> [Records for processing]:
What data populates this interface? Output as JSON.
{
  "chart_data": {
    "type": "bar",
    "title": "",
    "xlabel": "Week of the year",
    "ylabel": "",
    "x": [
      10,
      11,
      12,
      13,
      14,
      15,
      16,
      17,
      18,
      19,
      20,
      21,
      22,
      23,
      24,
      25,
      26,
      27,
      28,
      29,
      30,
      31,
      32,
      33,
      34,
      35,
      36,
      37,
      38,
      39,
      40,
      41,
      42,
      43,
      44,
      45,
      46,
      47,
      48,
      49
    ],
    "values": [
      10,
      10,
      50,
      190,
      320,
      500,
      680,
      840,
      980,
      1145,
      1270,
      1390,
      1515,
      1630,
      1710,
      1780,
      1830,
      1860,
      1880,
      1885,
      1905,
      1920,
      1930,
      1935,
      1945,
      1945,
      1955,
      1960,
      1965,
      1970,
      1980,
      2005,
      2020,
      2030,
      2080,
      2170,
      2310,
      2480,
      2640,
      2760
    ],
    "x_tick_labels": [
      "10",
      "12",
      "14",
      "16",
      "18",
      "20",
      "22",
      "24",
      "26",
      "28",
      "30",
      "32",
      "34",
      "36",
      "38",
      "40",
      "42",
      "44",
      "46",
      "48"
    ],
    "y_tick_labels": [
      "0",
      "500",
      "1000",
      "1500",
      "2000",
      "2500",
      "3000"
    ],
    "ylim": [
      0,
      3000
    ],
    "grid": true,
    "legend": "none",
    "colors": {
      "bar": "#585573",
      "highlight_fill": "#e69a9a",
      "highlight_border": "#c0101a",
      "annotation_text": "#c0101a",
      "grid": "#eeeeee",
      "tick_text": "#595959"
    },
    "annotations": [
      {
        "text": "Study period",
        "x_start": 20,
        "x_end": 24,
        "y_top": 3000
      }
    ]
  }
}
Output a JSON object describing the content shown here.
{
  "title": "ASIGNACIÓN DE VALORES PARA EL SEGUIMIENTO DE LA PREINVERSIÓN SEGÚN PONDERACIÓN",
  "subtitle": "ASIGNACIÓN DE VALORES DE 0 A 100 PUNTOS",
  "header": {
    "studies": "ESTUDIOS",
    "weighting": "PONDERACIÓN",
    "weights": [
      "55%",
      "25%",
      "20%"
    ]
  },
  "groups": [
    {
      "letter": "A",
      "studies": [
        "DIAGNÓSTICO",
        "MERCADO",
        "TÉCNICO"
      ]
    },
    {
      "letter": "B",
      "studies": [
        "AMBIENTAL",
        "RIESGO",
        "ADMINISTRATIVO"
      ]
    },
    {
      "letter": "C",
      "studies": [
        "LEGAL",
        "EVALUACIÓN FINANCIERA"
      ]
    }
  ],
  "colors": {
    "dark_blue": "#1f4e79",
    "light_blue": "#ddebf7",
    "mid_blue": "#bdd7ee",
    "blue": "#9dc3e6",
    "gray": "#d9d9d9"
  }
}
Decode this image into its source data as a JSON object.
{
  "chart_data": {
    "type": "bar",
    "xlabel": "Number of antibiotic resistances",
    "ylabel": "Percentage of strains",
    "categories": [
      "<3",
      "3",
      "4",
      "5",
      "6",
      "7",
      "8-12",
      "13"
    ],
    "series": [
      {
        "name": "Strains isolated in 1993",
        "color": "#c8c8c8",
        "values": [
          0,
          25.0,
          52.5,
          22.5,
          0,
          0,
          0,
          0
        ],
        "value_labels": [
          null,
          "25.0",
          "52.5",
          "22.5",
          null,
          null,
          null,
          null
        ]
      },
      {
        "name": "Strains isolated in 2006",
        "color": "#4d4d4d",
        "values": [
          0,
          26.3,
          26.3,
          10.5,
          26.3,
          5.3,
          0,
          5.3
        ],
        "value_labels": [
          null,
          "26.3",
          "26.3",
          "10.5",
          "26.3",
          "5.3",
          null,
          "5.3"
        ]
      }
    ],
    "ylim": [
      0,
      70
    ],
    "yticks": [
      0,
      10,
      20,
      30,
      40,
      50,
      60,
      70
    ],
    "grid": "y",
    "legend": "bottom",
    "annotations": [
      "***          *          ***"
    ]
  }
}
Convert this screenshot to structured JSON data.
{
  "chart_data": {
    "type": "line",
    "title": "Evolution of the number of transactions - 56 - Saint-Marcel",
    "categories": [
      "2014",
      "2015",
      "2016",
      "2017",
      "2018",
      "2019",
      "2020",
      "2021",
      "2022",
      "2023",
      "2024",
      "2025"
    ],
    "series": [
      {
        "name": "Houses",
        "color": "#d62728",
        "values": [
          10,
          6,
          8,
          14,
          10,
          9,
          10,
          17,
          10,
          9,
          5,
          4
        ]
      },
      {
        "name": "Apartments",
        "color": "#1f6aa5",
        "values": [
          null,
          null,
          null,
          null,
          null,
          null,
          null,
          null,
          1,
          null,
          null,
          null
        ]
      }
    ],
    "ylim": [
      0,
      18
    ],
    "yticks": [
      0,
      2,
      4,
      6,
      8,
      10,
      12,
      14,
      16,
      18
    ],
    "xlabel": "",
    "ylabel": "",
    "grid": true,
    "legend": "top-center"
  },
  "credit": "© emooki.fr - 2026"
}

> [The exercise]:
Copy down every line of the material above that includes the string "this".

> [Expected answer]:
What data populates this interface? Output as JSON.
Decode this image into its source data as a JSON object.
Convert this screenshot to structured JSON data.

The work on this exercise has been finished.